Work required
Gather each line of the entries below that includes "specifications".
--- Begin Information provided ---
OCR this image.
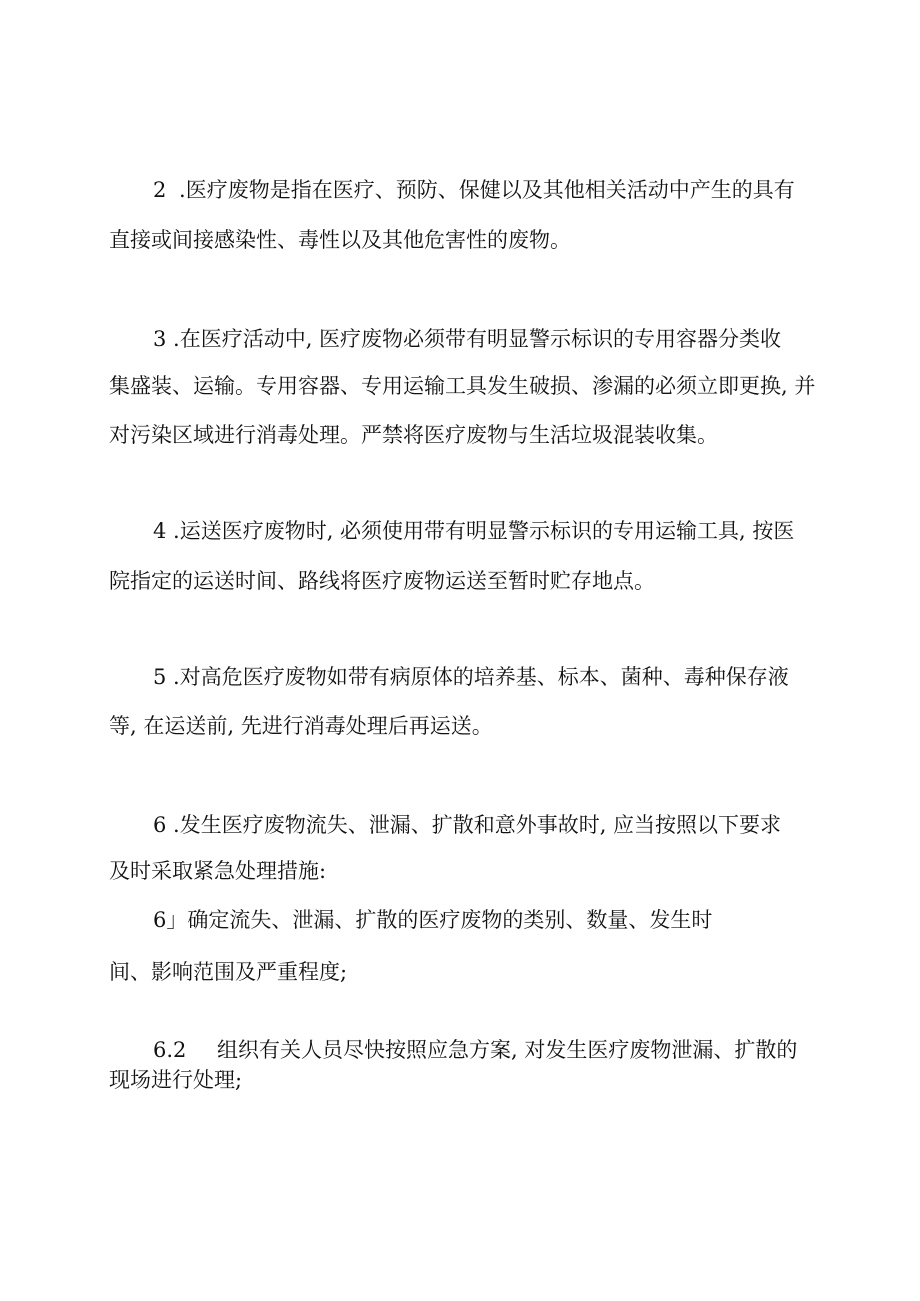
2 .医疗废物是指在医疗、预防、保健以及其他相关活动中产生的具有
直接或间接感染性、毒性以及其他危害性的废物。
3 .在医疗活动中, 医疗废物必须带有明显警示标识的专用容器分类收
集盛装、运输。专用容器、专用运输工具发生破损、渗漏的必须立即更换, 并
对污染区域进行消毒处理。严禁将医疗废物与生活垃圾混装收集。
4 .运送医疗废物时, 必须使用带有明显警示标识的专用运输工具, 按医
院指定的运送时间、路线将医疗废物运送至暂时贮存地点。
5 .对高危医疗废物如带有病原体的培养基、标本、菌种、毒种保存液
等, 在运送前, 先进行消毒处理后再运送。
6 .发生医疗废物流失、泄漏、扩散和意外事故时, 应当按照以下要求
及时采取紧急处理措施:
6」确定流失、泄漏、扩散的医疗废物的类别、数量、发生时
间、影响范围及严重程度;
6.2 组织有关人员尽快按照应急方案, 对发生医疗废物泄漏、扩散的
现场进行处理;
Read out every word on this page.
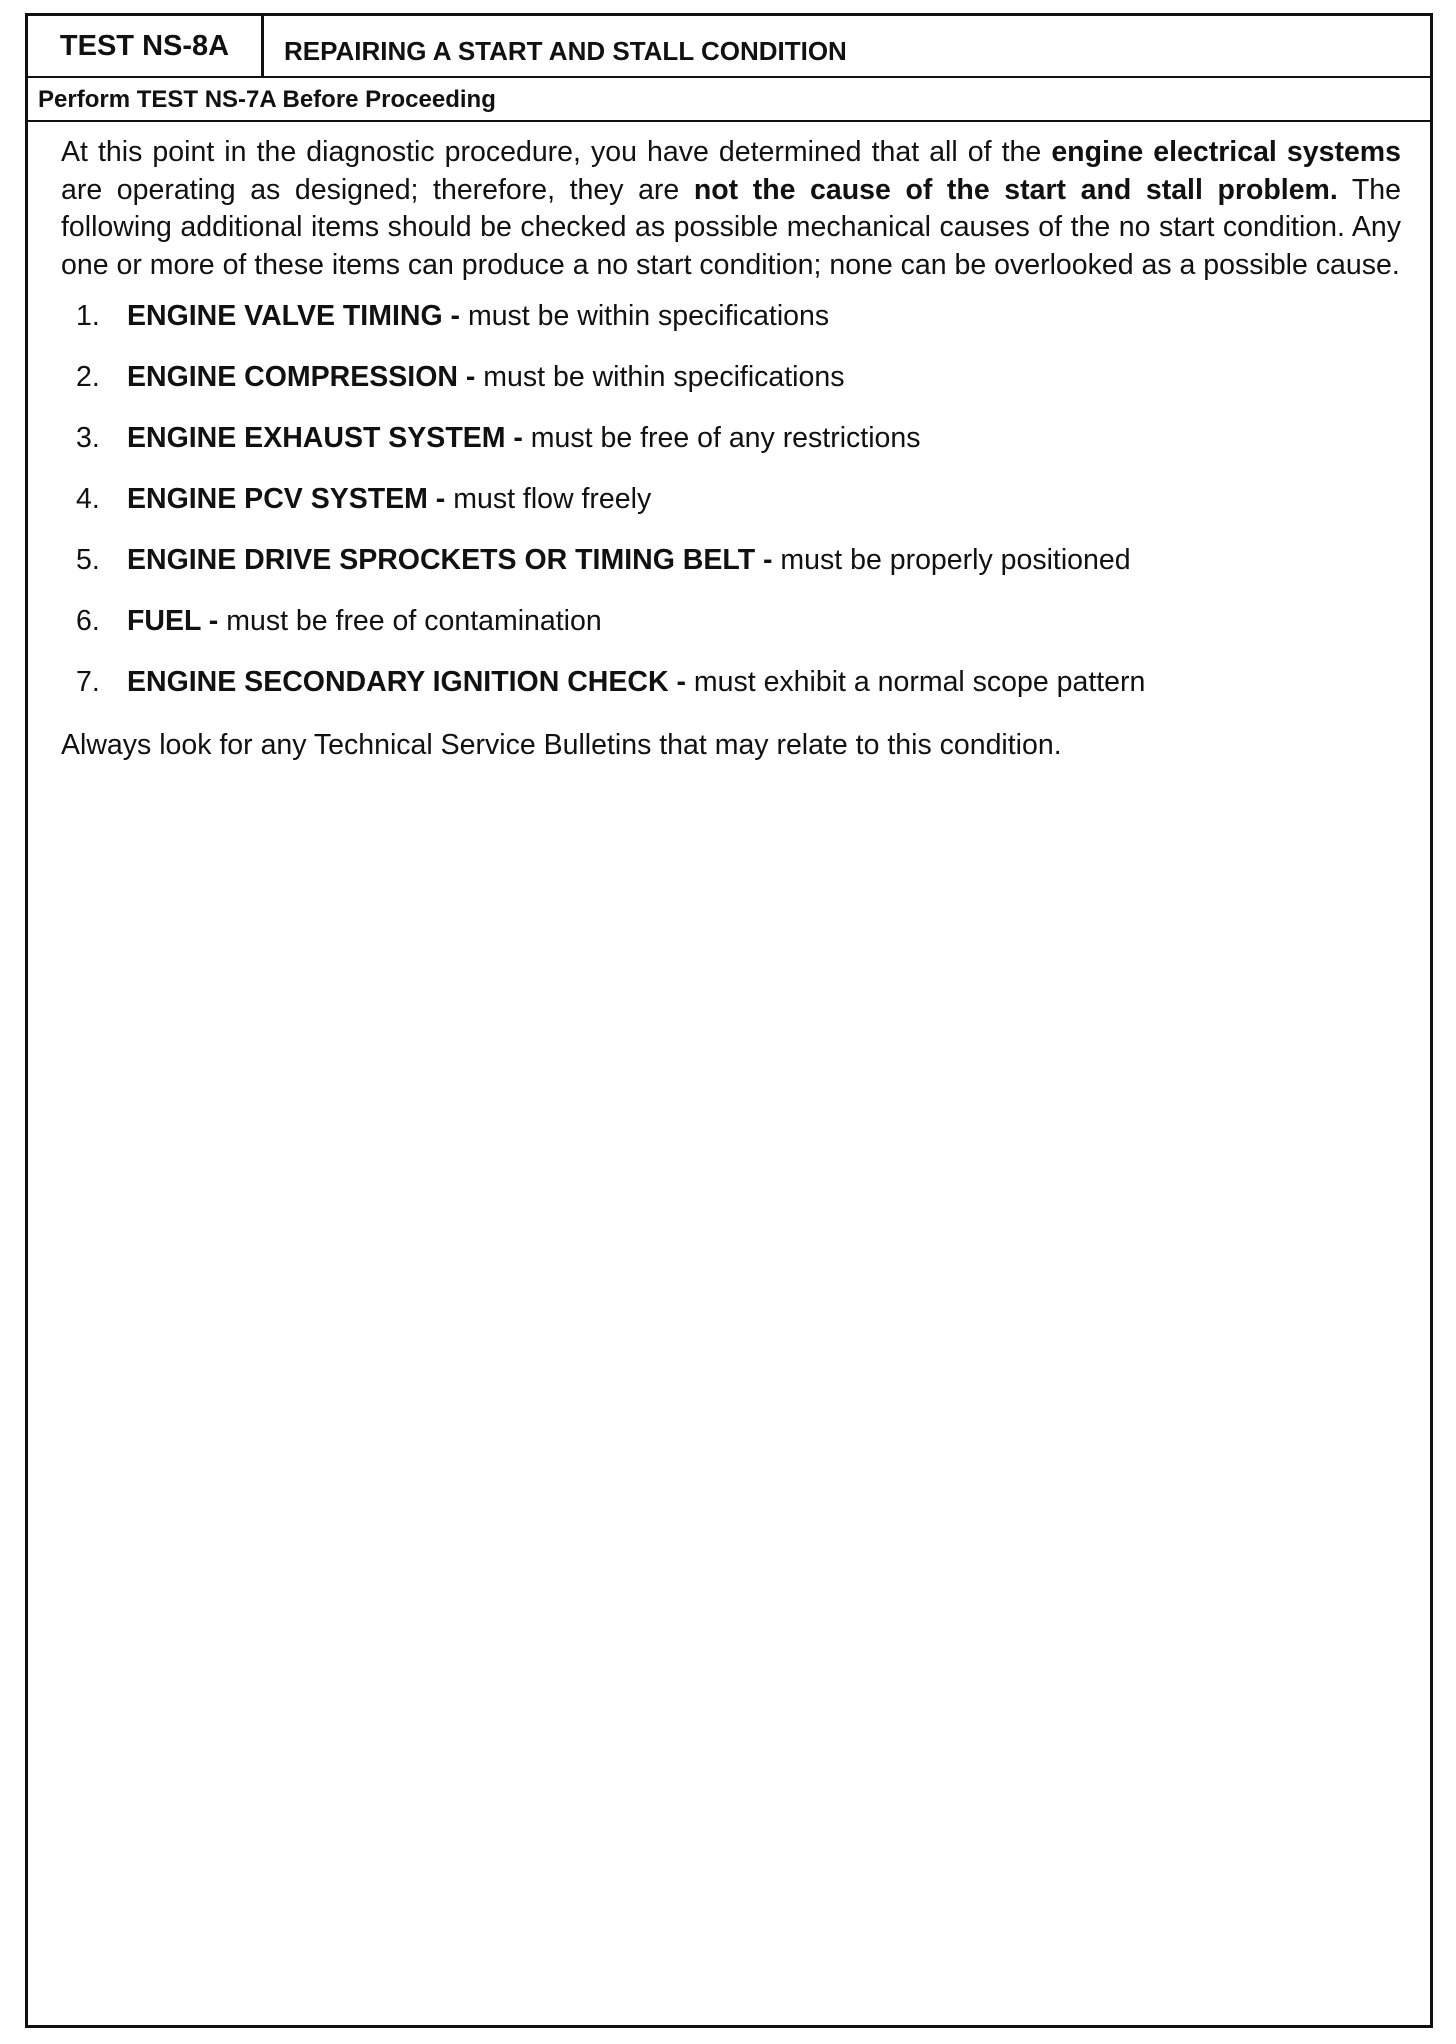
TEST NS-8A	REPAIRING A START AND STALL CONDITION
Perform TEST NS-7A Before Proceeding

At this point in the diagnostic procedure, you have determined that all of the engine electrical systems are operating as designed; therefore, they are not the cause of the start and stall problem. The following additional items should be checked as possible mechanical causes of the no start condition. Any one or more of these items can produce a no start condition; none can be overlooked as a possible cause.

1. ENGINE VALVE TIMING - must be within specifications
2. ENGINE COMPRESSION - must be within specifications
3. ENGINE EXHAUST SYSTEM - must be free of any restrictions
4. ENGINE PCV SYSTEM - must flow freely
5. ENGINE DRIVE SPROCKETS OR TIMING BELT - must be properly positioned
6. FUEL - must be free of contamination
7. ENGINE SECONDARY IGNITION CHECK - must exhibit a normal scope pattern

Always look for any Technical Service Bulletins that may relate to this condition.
--- End Information provided ---
Response
1. ENGINE VALVE TIMING - must be within specifications
2. ENGINE COMPRESSION - must be within specifications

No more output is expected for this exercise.